[YOUR GOAL]
Using the records below, give the number of lines where the word "ylabel" appears, with no further output.

[PROVIDED INFORMATION]
^^^^^^^^

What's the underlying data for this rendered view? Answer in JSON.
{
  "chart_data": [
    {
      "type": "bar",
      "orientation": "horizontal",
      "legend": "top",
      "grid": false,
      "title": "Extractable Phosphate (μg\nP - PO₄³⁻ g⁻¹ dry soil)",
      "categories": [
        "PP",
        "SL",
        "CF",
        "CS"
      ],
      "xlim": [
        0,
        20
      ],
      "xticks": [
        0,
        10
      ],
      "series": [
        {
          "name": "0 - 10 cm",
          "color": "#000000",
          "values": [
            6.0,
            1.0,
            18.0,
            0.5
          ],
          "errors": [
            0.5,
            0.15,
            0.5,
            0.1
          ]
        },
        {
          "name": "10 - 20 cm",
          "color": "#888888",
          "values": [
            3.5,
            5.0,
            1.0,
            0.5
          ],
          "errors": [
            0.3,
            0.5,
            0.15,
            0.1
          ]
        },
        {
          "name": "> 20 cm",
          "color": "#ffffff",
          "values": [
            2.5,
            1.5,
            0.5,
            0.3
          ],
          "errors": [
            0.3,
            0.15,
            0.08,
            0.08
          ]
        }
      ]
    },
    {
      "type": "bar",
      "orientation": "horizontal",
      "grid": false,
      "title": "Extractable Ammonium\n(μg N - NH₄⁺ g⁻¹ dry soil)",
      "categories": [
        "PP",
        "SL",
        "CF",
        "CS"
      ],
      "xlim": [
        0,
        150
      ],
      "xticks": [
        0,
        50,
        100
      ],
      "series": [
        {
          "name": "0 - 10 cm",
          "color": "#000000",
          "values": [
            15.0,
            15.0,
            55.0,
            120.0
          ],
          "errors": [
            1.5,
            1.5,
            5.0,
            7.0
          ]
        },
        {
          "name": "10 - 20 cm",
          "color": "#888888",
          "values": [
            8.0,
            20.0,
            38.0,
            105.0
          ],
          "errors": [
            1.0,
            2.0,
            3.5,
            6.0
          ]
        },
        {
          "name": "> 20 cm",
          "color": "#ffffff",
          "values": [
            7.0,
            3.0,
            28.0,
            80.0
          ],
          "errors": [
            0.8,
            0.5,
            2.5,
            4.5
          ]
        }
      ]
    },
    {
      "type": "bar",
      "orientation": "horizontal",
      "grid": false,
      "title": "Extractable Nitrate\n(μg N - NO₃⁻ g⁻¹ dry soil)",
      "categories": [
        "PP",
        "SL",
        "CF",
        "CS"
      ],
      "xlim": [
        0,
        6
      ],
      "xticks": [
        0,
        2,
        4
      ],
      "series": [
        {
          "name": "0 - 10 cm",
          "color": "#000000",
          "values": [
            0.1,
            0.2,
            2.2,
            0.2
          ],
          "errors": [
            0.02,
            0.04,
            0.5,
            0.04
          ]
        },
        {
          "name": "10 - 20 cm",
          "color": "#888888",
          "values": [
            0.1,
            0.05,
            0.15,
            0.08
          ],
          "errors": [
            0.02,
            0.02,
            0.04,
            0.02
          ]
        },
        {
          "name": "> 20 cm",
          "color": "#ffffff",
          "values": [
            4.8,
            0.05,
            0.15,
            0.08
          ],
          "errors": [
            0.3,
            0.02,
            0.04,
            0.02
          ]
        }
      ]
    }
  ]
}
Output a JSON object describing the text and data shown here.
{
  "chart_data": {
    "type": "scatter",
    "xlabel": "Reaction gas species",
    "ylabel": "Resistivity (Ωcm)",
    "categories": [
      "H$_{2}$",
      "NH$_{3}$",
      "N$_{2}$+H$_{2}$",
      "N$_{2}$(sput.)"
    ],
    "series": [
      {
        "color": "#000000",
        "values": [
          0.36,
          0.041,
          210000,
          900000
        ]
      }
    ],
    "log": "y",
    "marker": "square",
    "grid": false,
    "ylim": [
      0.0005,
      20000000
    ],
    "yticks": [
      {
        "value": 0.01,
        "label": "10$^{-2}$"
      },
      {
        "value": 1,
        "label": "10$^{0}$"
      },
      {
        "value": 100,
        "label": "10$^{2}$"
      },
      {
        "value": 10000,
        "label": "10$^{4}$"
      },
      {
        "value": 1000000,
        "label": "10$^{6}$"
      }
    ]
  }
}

^^^^^^^^

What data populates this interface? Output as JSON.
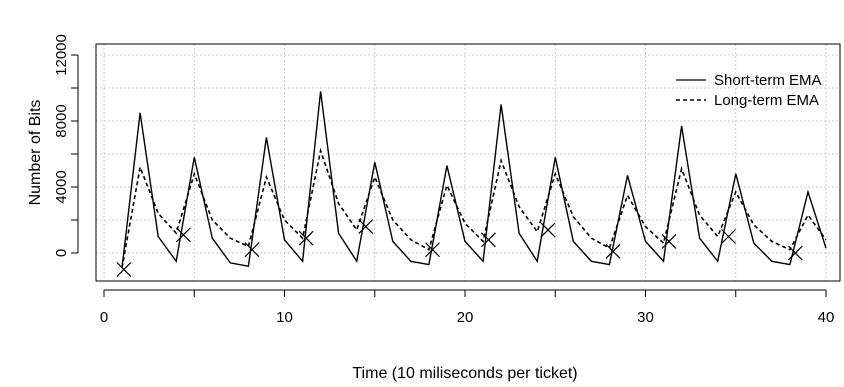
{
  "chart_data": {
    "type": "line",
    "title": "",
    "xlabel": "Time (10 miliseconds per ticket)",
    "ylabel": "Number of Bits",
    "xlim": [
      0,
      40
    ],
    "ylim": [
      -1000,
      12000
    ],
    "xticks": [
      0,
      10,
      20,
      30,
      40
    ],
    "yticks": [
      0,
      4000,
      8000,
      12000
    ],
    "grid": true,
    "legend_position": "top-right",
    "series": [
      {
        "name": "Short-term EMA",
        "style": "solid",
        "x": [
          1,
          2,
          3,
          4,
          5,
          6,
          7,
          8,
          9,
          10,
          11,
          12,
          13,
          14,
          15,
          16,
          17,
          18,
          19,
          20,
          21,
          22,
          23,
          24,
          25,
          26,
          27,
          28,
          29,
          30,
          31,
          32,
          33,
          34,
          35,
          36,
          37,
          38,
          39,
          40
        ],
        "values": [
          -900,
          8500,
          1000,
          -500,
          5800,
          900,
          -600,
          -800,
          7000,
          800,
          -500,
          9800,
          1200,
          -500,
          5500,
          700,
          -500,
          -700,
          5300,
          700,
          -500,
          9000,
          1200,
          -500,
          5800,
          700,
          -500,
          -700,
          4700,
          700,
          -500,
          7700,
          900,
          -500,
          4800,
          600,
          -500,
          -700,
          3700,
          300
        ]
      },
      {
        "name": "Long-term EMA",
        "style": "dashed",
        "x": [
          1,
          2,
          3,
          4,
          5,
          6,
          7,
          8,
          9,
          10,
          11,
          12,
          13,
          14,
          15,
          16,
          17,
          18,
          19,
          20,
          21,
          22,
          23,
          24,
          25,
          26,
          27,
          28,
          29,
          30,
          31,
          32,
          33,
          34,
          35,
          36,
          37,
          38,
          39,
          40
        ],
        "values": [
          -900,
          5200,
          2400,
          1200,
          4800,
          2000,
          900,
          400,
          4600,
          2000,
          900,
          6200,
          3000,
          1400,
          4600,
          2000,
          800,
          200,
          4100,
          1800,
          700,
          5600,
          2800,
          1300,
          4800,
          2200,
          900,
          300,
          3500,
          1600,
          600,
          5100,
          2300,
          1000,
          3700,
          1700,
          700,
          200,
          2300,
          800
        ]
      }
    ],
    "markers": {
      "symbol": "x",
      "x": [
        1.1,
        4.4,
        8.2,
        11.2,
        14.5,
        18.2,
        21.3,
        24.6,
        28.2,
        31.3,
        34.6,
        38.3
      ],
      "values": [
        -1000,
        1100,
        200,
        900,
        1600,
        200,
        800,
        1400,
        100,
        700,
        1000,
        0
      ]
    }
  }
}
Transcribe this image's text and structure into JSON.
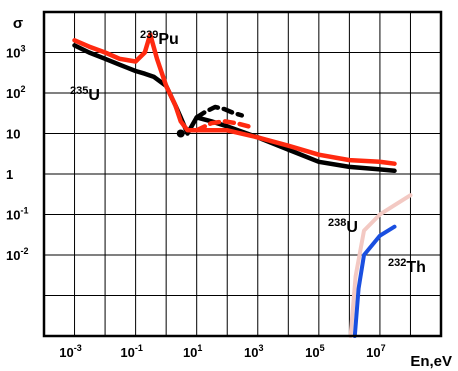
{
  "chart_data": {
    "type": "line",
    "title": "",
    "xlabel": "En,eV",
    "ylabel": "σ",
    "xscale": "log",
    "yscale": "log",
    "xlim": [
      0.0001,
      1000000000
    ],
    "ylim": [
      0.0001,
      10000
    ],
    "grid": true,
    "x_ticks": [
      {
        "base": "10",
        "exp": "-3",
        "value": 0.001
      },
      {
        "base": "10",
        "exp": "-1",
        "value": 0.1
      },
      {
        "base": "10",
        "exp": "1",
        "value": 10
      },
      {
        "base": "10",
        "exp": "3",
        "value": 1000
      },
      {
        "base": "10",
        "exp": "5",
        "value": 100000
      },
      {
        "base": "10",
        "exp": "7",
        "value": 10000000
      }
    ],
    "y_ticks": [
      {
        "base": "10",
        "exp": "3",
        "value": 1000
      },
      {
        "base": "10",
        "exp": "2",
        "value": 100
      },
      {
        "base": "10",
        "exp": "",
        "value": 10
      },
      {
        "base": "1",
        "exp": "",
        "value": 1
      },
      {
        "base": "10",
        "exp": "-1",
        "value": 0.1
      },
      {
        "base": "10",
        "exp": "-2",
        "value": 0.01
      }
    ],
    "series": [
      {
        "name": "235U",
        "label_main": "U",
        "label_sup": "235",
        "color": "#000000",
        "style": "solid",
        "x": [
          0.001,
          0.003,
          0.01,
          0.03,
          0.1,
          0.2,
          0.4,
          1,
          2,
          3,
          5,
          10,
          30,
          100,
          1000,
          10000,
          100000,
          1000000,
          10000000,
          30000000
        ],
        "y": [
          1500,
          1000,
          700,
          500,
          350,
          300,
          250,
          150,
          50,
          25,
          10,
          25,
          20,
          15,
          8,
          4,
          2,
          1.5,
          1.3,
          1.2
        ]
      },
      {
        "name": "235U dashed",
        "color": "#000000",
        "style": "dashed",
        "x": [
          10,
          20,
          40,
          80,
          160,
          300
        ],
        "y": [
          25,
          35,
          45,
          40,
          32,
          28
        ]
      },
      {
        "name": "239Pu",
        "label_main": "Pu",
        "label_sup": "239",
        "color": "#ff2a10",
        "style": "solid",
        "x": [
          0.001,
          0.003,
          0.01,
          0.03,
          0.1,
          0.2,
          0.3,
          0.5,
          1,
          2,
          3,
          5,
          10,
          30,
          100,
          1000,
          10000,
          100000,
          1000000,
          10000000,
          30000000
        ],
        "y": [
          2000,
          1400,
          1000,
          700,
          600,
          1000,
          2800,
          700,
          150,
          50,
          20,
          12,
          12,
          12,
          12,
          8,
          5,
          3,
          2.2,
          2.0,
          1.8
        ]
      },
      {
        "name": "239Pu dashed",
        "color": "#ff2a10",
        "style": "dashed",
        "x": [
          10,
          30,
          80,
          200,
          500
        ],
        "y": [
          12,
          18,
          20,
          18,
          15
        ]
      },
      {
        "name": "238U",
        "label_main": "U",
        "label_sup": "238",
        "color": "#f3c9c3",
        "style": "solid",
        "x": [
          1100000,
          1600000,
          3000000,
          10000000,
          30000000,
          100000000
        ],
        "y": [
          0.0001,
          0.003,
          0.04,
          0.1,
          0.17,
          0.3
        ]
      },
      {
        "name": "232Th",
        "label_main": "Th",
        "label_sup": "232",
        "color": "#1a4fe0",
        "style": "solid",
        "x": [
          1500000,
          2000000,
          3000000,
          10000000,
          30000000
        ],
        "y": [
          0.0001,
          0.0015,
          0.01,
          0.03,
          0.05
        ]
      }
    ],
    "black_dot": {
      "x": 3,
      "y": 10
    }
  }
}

^^^^^^^^

[ANSWER TO THIS TASK]
3